**What needs to be done**
Scan the entries below. List each line with "JSON".
====================
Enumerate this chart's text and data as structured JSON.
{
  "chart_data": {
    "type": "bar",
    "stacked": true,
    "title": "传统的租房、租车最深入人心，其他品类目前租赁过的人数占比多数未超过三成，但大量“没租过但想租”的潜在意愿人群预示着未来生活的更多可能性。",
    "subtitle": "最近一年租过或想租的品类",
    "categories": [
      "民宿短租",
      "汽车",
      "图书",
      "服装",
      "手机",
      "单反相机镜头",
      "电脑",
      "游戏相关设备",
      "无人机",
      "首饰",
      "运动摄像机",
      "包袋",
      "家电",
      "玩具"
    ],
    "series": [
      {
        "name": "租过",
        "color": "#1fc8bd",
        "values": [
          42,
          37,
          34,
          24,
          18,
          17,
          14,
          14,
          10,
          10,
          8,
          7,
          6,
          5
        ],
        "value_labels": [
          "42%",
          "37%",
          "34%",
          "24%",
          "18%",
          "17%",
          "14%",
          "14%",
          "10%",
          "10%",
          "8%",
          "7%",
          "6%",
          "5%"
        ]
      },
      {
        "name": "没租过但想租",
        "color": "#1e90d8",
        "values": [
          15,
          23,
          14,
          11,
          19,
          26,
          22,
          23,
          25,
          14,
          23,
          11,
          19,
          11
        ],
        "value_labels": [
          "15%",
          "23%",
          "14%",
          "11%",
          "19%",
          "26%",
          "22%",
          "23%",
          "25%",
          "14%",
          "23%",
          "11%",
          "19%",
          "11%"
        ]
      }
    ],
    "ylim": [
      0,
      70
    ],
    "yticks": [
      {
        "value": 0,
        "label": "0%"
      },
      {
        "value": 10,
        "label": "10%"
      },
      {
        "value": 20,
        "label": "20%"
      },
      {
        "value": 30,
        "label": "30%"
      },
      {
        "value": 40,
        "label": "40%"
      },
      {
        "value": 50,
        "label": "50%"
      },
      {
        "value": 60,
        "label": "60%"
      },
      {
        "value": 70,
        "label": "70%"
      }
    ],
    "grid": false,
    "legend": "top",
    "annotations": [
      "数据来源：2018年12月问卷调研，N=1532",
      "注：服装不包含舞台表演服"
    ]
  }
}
====================
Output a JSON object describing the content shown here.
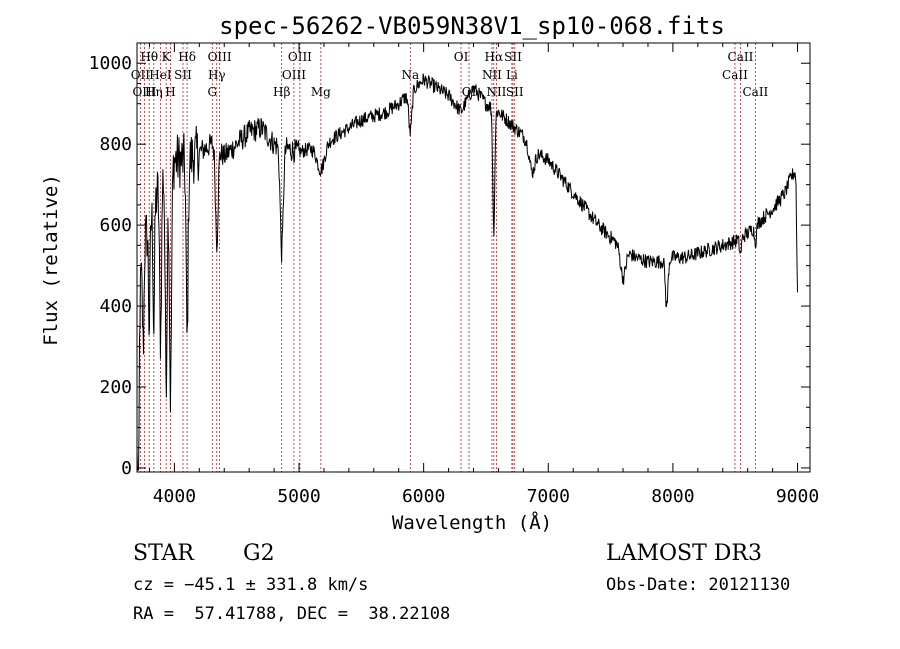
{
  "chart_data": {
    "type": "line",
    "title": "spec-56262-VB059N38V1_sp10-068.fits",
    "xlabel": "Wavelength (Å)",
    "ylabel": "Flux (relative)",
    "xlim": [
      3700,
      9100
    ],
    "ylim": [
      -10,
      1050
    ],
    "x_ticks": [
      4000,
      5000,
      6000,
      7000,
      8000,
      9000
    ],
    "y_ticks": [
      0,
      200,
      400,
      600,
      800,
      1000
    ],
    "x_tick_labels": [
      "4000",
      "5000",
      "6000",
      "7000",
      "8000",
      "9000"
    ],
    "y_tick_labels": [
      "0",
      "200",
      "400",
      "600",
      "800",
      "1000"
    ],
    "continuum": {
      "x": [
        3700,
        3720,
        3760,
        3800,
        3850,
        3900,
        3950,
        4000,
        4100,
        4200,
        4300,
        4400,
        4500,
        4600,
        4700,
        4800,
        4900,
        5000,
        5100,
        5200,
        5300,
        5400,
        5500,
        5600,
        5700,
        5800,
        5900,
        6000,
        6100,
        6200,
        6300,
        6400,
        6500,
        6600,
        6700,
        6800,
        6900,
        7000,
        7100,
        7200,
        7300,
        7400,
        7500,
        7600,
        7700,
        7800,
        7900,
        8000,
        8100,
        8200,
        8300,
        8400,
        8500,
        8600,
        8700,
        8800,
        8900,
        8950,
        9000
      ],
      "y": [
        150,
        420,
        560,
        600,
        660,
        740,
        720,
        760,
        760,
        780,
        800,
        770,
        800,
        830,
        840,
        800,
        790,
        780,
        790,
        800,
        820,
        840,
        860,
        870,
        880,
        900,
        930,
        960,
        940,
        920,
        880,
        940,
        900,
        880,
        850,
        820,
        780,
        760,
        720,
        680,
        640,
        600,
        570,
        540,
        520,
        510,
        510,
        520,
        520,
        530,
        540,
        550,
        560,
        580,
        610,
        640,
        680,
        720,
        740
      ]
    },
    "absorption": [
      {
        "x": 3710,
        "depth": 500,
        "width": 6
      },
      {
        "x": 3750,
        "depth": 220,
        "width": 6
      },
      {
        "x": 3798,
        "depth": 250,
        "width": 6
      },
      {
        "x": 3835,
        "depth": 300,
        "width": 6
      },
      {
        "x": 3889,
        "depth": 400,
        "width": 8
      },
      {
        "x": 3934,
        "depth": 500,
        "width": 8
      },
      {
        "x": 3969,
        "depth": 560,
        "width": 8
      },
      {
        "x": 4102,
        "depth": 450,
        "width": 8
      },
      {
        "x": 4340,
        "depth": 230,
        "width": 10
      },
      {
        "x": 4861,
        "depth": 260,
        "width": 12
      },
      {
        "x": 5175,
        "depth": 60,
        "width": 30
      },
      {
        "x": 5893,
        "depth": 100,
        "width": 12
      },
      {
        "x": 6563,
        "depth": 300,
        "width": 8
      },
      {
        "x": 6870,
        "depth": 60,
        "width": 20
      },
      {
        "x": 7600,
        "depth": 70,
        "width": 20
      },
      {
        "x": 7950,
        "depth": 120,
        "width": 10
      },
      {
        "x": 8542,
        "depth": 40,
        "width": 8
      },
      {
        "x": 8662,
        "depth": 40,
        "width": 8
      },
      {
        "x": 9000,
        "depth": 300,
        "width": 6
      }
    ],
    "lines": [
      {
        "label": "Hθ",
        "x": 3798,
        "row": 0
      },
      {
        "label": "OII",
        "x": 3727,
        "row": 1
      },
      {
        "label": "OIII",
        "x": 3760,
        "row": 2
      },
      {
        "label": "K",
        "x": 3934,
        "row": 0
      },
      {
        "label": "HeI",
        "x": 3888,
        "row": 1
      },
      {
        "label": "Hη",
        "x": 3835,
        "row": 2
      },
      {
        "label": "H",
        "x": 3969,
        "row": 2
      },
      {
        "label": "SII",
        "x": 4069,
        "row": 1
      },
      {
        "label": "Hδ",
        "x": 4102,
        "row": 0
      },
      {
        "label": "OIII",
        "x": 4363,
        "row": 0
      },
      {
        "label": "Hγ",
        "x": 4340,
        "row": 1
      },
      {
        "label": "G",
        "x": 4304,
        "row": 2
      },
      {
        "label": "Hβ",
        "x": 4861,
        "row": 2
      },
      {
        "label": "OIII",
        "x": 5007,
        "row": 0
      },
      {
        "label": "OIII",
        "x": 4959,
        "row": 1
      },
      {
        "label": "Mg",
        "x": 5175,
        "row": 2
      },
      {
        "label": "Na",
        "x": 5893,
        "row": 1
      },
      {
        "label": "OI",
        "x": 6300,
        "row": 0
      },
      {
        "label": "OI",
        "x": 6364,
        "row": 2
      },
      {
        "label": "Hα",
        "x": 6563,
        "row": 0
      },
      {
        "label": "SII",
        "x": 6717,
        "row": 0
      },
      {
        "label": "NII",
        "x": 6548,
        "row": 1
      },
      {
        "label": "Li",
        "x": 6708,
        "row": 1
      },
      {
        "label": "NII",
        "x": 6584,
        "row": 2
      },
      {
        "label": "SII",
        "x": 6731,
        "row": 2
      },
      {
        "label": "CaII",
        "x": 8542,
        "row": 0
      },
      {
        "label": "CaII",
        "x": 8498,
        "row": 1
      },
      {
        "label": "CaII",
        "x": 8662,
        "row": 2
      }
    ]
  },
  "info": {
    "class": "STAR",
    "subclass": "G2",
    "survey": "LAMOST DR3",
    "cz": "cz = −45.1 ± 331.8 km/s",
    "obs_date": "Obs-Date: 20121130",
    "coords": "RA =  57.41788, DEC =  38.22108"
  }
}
====================
**Completed task**
Enumerate this chart's text and data as structured JSON.
Output a JSON object describing the content shown here.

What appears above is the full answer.